WHAT YOU NEED TO DO:
Return each line of the records that contains the string "page".

[Element-and-box listings]

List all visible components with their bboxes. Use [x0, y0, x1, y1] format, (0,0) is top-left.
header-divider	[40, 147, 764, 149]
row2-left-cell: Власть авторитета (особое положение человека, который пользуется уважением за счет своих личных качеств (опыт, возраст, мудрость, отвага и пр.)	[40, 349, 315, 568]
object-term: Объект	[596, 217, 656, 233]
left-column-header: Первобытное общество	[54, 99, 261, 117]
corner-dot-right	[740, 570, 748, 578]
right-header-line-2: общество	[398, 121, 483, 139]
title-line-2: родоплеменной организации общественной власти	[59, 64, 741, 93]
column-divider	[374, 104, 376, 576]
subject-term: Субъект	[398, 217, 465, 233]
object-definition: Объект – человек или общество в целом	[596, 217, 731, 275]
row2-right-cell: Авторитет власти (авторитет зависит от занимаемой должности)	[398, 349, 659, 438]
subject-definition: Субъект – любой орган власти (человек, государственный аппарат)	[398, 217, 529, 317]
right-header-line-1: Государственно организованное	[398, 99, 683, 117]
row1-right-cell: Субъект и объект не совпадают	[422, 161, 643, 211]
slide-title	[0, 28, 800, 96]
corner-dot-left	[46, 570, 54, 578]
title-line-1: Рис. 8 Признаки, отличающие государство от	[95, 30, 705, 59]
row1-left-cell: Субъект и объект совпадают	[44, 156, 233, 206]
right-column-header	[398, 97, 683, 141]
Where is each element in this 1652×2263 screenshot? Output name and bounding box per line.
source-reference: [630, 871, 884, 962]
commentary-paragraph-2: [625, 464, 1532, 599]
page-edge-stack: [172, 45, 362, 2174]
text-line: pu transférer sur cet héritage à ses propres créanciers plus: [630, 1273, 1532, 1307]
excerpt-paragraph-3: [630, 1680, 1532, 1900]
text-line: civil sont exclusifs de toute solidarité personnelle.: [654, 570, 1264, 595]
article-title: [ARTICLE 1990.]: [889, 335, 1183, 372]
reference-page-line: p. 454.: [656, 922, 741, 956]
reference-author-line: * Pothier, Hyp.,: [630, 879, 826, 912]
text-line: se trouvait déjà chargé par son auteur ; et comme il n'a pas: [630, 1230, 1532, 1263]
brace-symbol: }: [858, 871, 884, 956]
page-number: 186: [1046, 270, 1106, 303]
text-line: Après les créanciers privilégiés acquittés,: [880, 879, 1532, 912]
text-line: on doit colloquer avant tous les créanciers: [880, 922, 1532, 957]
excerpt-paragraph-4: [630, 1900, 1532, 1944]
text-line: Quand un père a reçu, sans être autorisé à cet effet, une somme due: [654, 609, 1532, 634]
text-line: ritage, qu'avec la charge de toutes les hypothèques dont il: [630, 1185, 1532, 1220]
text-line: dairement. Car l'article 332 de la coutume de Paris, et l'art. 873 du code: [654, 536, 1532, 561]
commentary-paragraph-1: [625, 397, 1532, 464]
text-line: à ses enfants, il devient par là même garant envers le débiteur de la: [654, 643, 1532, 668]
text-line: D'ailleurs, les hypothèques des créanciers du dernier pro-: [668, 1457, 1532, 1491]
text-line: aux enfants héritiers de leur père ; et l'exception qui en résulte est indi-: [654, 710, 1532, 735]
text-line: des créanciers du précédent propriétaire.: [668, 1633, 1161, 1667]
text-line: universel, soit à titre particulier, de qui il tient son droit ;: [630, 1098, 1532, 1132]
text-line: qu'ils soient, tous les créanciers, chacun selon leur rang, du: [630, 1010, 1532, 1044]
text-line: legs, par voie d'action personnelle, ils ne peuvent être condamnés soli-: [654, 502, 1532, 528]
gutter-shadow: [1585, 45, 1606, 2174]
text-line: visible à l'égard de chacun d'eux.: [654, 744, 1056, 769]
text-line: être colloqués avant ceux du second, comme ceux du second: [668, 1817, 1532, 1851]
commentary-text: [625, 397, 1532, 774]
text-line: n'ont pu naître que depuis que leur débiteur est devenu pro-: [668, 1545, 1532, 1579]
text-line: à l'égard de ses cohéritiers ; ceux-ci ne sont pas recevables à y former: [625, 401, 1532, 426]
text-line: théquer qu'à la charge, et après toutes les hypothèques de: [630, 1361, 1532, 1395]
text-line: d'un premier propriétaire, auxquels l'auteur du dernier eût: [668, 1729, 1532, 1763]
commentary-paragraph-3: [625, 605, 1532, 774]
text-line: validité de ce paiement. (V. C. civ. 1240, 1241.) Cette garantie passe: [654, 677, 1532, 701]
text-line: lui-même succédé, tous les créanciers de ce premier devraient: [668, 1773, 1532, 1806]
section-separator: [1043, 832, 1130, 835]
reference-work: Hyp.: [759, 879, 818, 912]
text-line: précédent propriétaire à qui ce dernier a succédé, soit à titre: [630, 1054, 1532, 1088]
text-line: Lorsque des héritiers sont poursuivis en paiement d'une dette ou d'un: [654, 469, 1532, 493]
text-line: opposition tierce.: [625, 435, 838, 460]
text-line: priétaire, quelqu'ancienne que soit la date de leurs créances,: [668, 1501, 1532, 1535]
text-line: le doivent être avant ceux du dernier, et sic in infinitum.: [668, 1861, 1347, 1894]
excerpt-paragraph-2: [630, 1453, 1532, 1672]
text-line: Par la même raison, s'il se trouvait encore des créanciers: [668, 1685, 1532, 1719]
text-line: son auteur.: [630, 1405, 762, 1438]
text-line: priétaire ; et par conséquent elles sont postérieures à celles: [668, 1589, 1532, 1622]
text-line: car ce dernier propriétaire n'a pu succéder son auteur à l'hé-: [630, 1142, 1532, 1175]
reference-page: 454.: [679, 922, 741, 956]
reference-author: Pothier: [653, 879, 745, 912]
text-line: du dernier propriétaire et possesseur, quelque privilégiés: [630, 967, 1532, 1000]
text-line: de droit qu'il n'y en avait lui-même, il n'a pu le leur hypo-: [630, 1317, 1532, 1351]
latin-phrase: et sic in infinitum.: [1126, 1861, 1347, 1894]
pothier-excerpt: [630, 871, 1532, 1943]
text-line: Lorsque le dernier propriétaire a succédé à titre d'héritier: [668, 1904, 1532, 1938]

OUTPUT BELOW:
page-edge-stack: [172, 45, 362, 2174]
reference-page-line: p. 454.: [656, 922, 741, 956]
page-number: 186: [1046, 270, 1106, 303]
reference-page: 454.: [679, 922, 741, 956]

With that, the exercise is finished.